■ Text to read ■
This about sums up my experiences with the same brand of printer.
Not just one model either....
Almost went " Film " again......!
Now we have Canon printers the problems don't exist.....
That said it would be a bleak day for photography, If film and film processing disappeared, Or became impossible through lack of available materials, It's not the old way of doing things, It's a different way thats all........!
I loved darkroom proccessing, the smell, the dark and experimentation, I know you can creative digitally but it was fun in a dark red lighted room loading film and prossessing prints (*.*)
if you scan a negative film or slide film into your computer do you still refer to it as film photography or is it now digital photography. for every person who rigidly sticks to only calling film real photography they don't seem to realise it becomes digital as soon as it is scanned.
it's time people became more open minded and excepted that both are a form of photography and leave it at that.
peter "morpyre" turner
Quote: If you scan a negative film or slide film into your computer do you still refer to it as film photography or is it now digital photography
It used to be a good way of getting caught in the crossfire, since the digivangelists and the film fanatics both thought you were the enemy. Thankfully, the heat seems to have gone out of it now.
I think editing scanned film digitally is referred to as a 'hybrid workflow', these days. And I'm certainly happy with that.
That sounds Good Joolsb(*.*)
I've spent hundreds of hours in a smelly darkroom developing films & printing them & I'm quite happy never to have to do it again!
My darkroom experience is limited to what I did on my city & guilds course. I harbour a fantasy of getting back into a darkroom, although realistically it's unlikely. I do shoot film, develop my own b&w films, and scan them.

■ Given information ■
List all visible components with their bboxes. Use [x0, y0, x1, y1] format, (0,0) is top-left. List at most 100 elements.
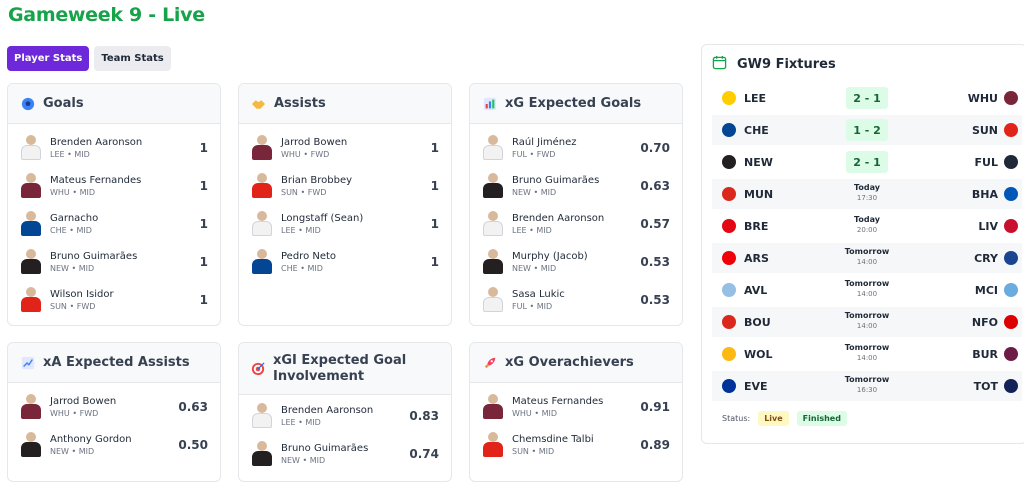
meta-separator: • [69, 188, 80, 197]
player-name: Sasa Lukic [512, 289, 565, 300]
player-row[interactable]: Mateus Fernandes WHU • MID 1 [8, 167, 220, 205]
player-meta: NEW • MID [281, 456, 409, 465]
avatar-head [26, 173, 36, 183]
home-crest-icon [722, 187, 736, 201]
player-row[interactable]: Pedro Neto CHE • MID 1 [239, 243, 451, 281]
avatar-head [26, 287, 36, 297]
player-avatar [482, 211, 504, 237]
player-team: CHE [50, 226, 67, 235]
player-position: MID [79, 188, 96, 197]
player-info: Murphy (Jacob) NEW • MID [512, 251, 640, 273]
meta-separator: • [295, 418, 306, 427]
card-header: xG Expected Goals [470, 84, 682, 124]
kickoff-time: 14:00 [856, 290, 878, 298]
card-header: xA Expected Assists [8, 343, 220, 383]
player-info: Sasa Lukic FUL • MID [512, 289, 640, 311]
assists-card: Assists Jarrod Bowen WHU • FWD 1 Brian Brobb… [238, 83, 452, 326]
tab-bar: Player Stats Team Stats [7, 46, 171, 71]
player-row[interactable]: Sasa Lukic FUL • MID 0.53 [470, 281, 682, 319]
fixture-row[interactable]: LEE 2 - 1 WHU [712, 83, 1022, 113]
player-team: CHE [281, 264, 298, 273]
player-row[interactable]: Garnacho CHE • MID 1 [8, 205, 220, 243]
player-row[interactable]: Longstaff (Sean) LEE • MID 1 [239, 205, 451, 243]
player-row[interactable]: Chemsdine Talbi SUN • MID 0.89 [470, 426, 682, 464]
tab-player-stats[interactable]: Player Stats [7, 46, 90, 71]
player-row[interactable]: Brian Brobbey SUN • FWD 1 [239, 167, 451, 205]
away-team: CRY [974, 251, 998, 265]
player-avatar [20, 394, 42, 420]
player-row[interactable]: Brenden Aaronson LEE • MID 0.57 [470, 205, 682, 243]
player-stat-value: 1 [199, 217, 208, 231]
player-avatar [251, 403, 273, 429]
player-meta: LEE • MID [512, 226, 640, 235]
player-row[interactable]: Anthony Gordon NEW • MID 0.50 [8, 426, 220, 464]
player-meta: CHE • MID [50, 226, 200, 235]
player-avatar [251, 249, 273, 275]
player-position: FWD [310, 150, 330, 159]
player-row[interactable]: Raúl Jiménez FUL • FWD 0.70 [470, 129, 682, 167]
player-stat-value: 0.63 [640, 179, 670, 193]
player-stat-value: 0.89 [640, 438, 670, 452]
home-team: LEE [744, 91, 767, 105]
player-meta: FUL • FWD [512, 150, 640, 159]
card-title: xG Expected Goals [505, 95, 642, 111]
avatar-shirt [252, 451, 272, 466]
avatar-head [257, 249, 267, 259]
player-name: Bruno Guimarães [281, 443, 369, 454]
player-row[interactable]: Mateus Fernandes WHU • MID 0.91 [470, 388, 682, 426]
player-row[interactable]: Bruno Guimarães NEW • MID 1 [8, 243, 220, 281]
fixture-row[interactable]: WOL Tomorrow 14:00 BUR [712, 339, 1022, 369]
away-crest-icon [1004, 315, 1018, 329]
fixture-row[interactable]: CHE 1 - 2 SUN [712, 115, 1022, 145]
card-header: xGI Expected Goal Involvement [239, 343, 451, 395]
fixture-row[interactable]: AVL Tomorrow 14:00 MCI [712, 275, 1022, 305]
player-position: MID [536, 226, 552, 235]
meta-separator: • [295, 226, 306, 235]
fixture-row[interactable]: ARS Tomorrow 14:00 CRY [712, 243, 1022, 273]
away-crest-icon [1004, 91, 1018, 105]
avatar-shirt [483, 183, 503, 198]
fixture-kickoff: Tomorrow 14:00 [836, 310, 898, 332]
xgi-card: xGI Expected Goal Involvement Brenden Aar… [238, 342, 452, 482]
player-row[interactable]: Brenden Aaronson LEE • MID 1 [8, 129, 220, 167]
player-name: Bruno Guimarães [50, 251, 138, 262]
player-list: Jarrod Bowen WHU • FWD 1 Brian Brobbey SUN •… [239, 124, 451, 281]
avatar-shirt [252, 221, 272, 236]
player-meta: WHU • FWD [50, 409, 178, 418]
player-position: MID [74, 150, 90, 159]
player-row[interactable]: Murphy (Jacob) NEW • MID 0.53 [470, 243, 682, 281]
player-info: Brenden Aaronson LEE • MID [50, 137, 200, 159]
player-list: Jarrod Bowen WHU • FWD 0.63 Anthony Gordon N… [8, 383, 220, 464]
player-team: WHU [281, 150, 301, 159]
kickoff-day: Tomorrow [844, 247, 890, 256]
player-position: FWD [307, 188, 327, 197]
fixture-row[interactable]: BOU Tomorrow 14:00 NFO [712, 307, 1022, 337]
player-meta: LEE • MID [50, 150, 200, 159]
fixture-row[interactable]: NEW 2 - 1 FUL [712, 147, 1022, 177]
player-info: Bruno Guimarães NEW • MID [512, 175, 640, 197]
tab-team-stats[interactable]: Team Stats [94, 46, 171, 71]
player-info: Mateus Fernandes WHU • MID [50, 175, 200, 197]
player-row[interactable]: Jarrod Bowen WHU • FWD 0.63 [8, 388, 220, 426]
player-team: LEE [281, 226, 296, 235]
player-row[interactable]: Wilson Isidor SUN • FWD 1 [8, 281, 220, 319]
away-crest-icon [1004, 155, 1018, 169]
player-info: Jarrod Bowen WHU • FWD [50, 396, 178, 418]
player-row[interactable]: Bruno Guimarães NEW • MID 0.63 [470, 167, 682, 205]
card-title: xGI Expected Goal Involvement [273, 352, 407, 384]
fixture-row[interactable]: BRE Today 20:00 LIV [712, 211, 1022, 241]
kickoff-time: 17:30 [856, 194, 878, 202]
fixture-row[interactable]: EVE Tomorrow 16:30 TOT [712, 371, 1022, 401]
player-list: Raúl Jiménez FUL • FWD 0.70 Bruno Guimarães… [470, 124, 682, 319]
player-name: Jarrod Bowen [50, 396, 117, 407]
fixture-row[interactable]: MUN Today 17:30 BHA [712, 179, 1022, 209]
player-name: Raúl Jiménez [512, 137, 577, 148]
home-crest-icon [722, 347, 736, 361]
player-team: FUL [512, 150, 527, 159]
player-row[interactable]: Jarrod Bowen WHU • FWD 1 [239, 129, 451, 167]
player-row[interactable]: Brenden Aaronson LEE • MID 0.83 [239, 397, 451, 435]
player-row[interactable]: Bruno Guimarães NEW • MID 0.74 [239, 435, 451, 473]
avatar-shirt [483, 259, 503, 274]
player-meta: LEE • MID [281, 226, 431, 235]
avatar-head [257, 173, 267, 183]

■ Short task A ■
Answer these from the thread on film and digital photography, one per line:
(i) Which brand of printer does the writer say ended the problems?
(ii) What term is used for editing scanned film digitally?
(iii) On what course was one writer's darkroom experience gained?
■ Short task B ■
Revise everything in the thread on film and digital photography from "I think editing" down to "do it again!", with "countless hours" in place of "hundreds of hours".

■ Full output A ■
(i) Canon
(ii) A 'hybrid workflow'
(iii) A city & guilds course

■ Full output B ■
I think editing scanned film digitally is referred to as a 'hybrid workflow', these days. And I'm certainly happy with that.
That sounds Good Joolsb(*.*)
I've spent countless hours in a smelly darkroom developing films & printing them & I'm quite happy never to have to do it again!